- **DIRECTIONS**:
Without including the pictures, copy out every line below.

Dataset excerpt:
══════════
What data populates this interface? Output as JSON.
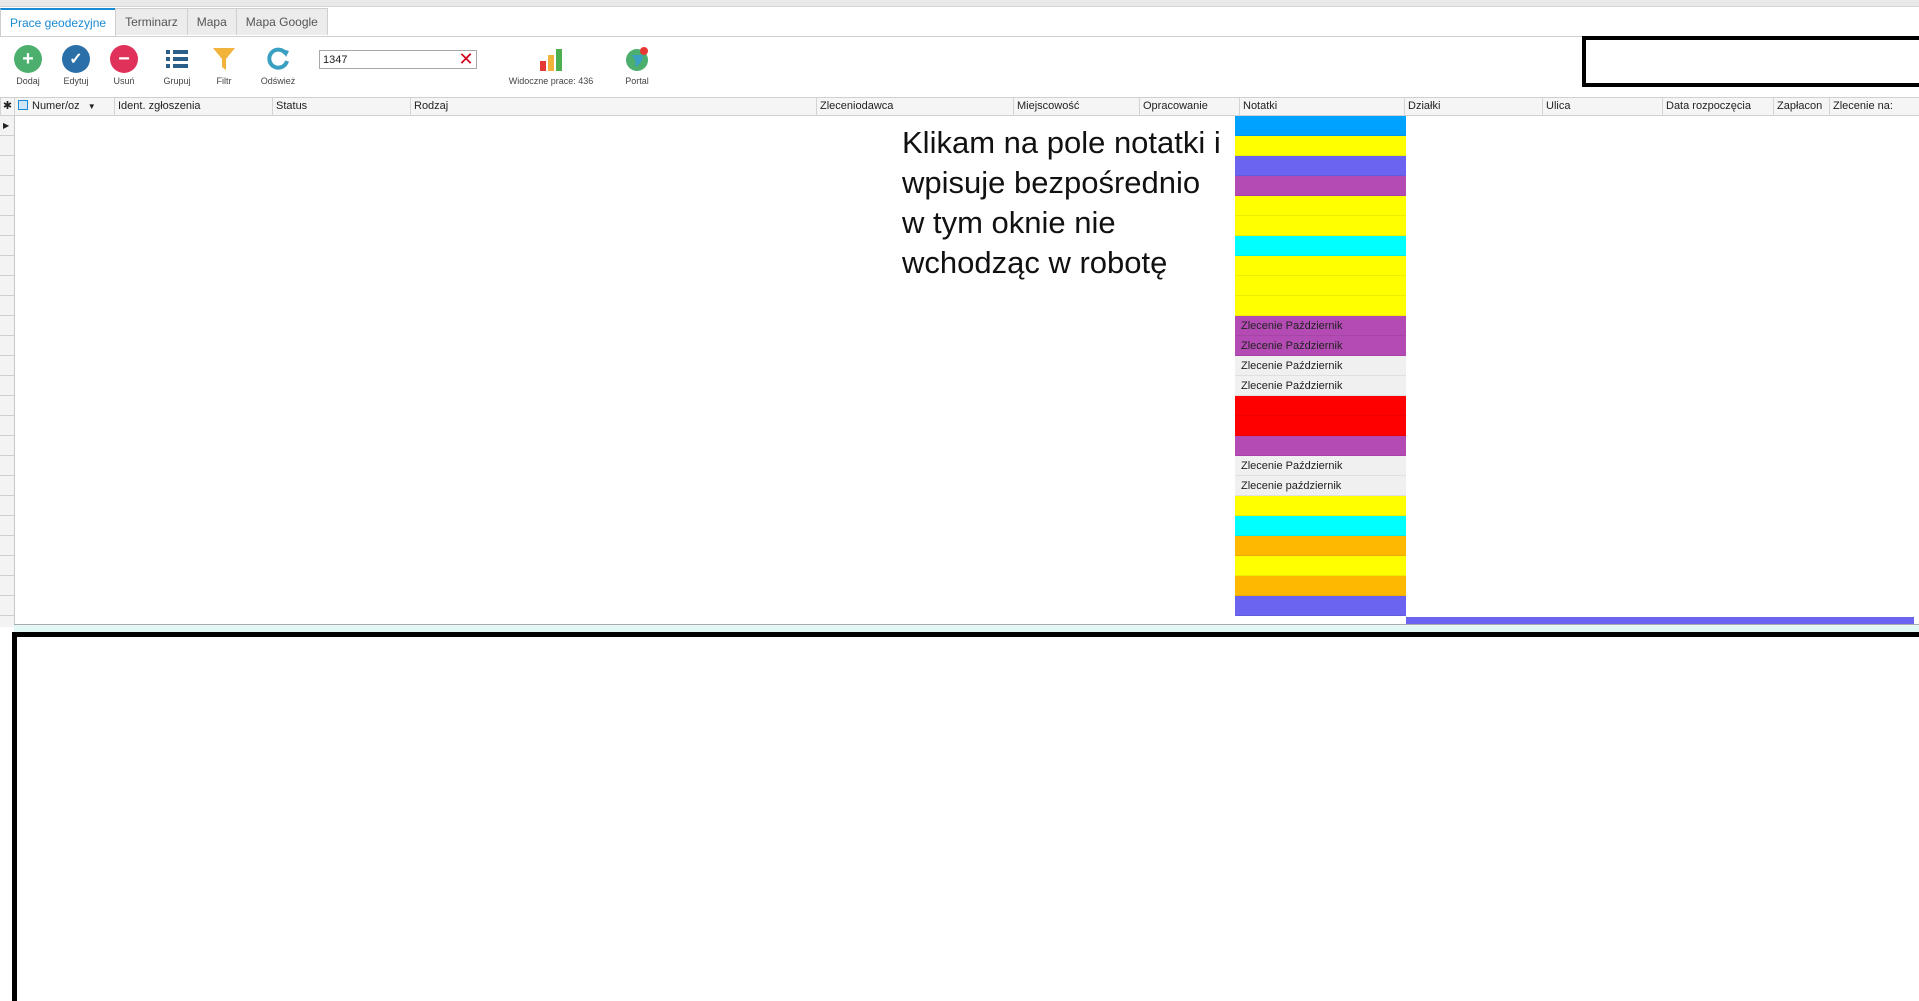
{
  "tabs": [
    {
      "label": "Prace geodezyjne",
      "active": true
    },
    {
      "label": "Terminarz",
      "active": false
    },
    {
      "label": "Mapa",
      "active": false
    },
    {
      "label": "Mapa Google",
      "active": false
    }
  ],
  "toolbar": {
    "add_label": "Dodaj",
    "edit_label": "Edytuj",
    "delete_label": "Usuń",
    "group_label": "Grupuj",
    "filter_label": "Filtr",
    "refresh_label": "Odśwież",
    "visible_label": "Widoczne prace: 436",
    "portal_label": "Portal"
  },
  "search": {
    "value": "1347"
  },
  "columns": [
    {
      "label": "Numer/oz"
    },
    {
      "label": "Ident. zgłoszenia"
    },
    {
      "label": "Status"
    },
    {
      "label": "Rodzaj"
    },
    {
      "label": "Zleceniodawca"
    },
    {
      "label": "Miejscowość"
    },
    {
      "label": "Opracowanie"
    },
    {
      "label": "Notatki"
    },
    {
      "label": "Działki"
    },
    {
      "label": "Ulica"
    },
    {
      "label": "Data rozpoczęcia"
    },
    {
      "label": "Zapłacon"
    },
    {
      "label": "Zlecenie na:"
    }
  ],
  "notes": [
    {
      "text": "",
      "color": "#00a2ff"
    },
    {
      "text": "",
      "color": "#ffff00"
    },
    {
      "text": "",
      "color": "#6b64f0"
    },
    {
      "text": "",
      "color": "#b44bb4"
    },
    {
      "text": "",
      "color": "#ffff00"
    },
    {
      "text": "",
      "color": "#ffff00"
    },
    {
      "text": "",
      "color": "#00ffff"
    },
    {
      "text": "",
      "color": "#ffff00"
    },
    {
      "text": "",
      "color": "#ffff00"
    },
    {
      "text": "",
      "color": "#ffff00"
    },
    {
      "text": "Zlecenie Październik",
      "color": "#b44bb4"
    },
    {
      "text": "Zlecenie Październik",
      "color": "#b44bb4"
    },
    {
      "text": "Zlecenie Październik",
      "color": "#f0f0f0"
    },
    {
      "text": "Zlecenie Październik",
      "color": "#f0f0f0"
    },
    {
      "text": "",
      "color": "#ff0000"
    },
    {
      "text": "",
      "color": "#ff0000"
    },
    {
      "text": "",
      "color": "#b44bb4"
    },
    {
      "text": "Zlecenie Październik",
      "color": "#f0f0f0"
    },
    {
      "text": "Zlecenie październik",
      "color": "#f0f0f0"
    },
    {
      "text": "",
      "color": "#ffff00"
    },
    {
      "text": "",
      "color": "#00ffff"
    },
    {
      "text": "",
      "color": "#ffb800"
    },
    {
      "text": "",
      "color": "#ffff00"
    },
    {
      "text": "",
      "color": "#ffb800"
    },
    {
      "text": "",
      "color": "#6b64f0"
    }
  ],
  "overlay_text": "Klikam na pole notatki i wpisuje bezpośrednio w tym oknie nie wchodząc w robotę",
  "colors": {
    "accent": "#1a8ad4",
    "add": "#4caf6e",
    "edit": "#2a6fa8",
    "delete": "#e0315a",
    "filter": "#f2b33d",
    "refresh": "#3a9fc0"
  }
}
══════════
- **PROBLEM SOLUTION**:
What data populates this interface? Output as JSON.
{
  "tabs": [
    {
      "label": "Prace geodezyjne",
      "active": true
    },
    {
      "label": "Terminarz",
      "active": false
    },
    {
      "label": "Mapa",
      "active": false
    },
    {
      "label": "Mapa Google",
      "active": false
    }
  ],
  "toolbar": {
    "add_label": "Dodaj",
    "edit_label": "Edytuj",
    "delete_label": "Usuń",
    "group_label": "Grupuj",
    "filter_label": "Filtr",
    "refresh_label": "Odśwież",
    "visible_label": "Widoczne prace: 436",
    "portal_label": "Portal"
  },
  "search": {
    "value": "1347"
  },
  "columns": [
    {
      "label": "Numer/oz"
    },
    {
      "label": "Ident. zgłoszenia"
    },
    {
      "label": "Status"
    },
    {
      "label": "Rodzaj"
    },
    {
      "label": "Zleceniodawca"
    },
    {
      "label": "Miejscowość"
    },
    {
      "label": "Opracowanie"
    },
    {
      "label": "Notatki"
    },
    {
      "label": "Działki"
    },
    {
      "label": "Ulica"
    },
    {
      "label": "Data rozpoczęcia"
    },
    {
      "label": "Zapłacon"
    },
    {
      "label": "Zlecenie na:"
    }
  ],
  "notes": [
    {
      "text": "",
      "color": "#00a2ff"
    },
    {
      "text": "",
      "color": "#ffff00"
    },
    {
      "text": "",
      "color": "#6b64f0"
    },
    {
      "text": "",
      "color": "#b44bb4"
    },
    {
      "text": "",
      "color": "#ffff00"
    },
    {
      "text": "",
      "color": "#ffff00"
    },
    {
      "text": "",
      "color": "#00ffff"
    },
    {
      "text": "",
      "color": "#ffff00"
    },
    {
      "text": "",
      "color": "#ffff00"
    },
    {
      "text": "",
      "color": "#ffff00"
    },
    {
      "text": "Zlecenie Październik",
      "color": "#b44bb4"
    },
    {
      "text": "Zlecenie Październik",
      "color": "#b44bb4"
    },
    {
      "text": "Zlecenie Październik",
      "color": "#f0f0f0"
    },
    {
      "text": "Zlecenie Październik",
      "color": "#f0f0f0"
    },
    {
      "text": "",
      "color": "#ff0000"
    },
    {
      "text": "",
      "color": "#ff0000"
    },
    {
      "text": "",
      "color": "#b44bb4"
    },
    {
      "text": "Zlecenie Październik",
      "color": "#f0f0f0"
    },
    {
      "text": "Zlecenie październik",
      "color": "#f0f0f0"
    },
    {
      "text": "",
      "color": "#ffff00"
    },
    {
      "text": "",
      "color": "#00ffff"
    },
    {
      "text": "",
      "color": "#ffb800"
    },
    {
      "text": "",
      "color": "#ffff00"
    },
    {
      "text": "",
      "color": "#ffb800"
    },
    {
      "text": "",
      "color": "#6b64f0"
    }
  ],
  "overlay_text": "Klikam na pole notatki i wpisuje bezpośrednio w tym oknie nie wchodząc w robotę",
  "colors": {
    "accent": "#1a8ad4",
    "add": "#4caf6e",
    "edit": "#2a6fa8",
    "delete": "#e0315a",
    "filter": "#f2b33d",
    "refresh": "#3a9fc0"
  }
}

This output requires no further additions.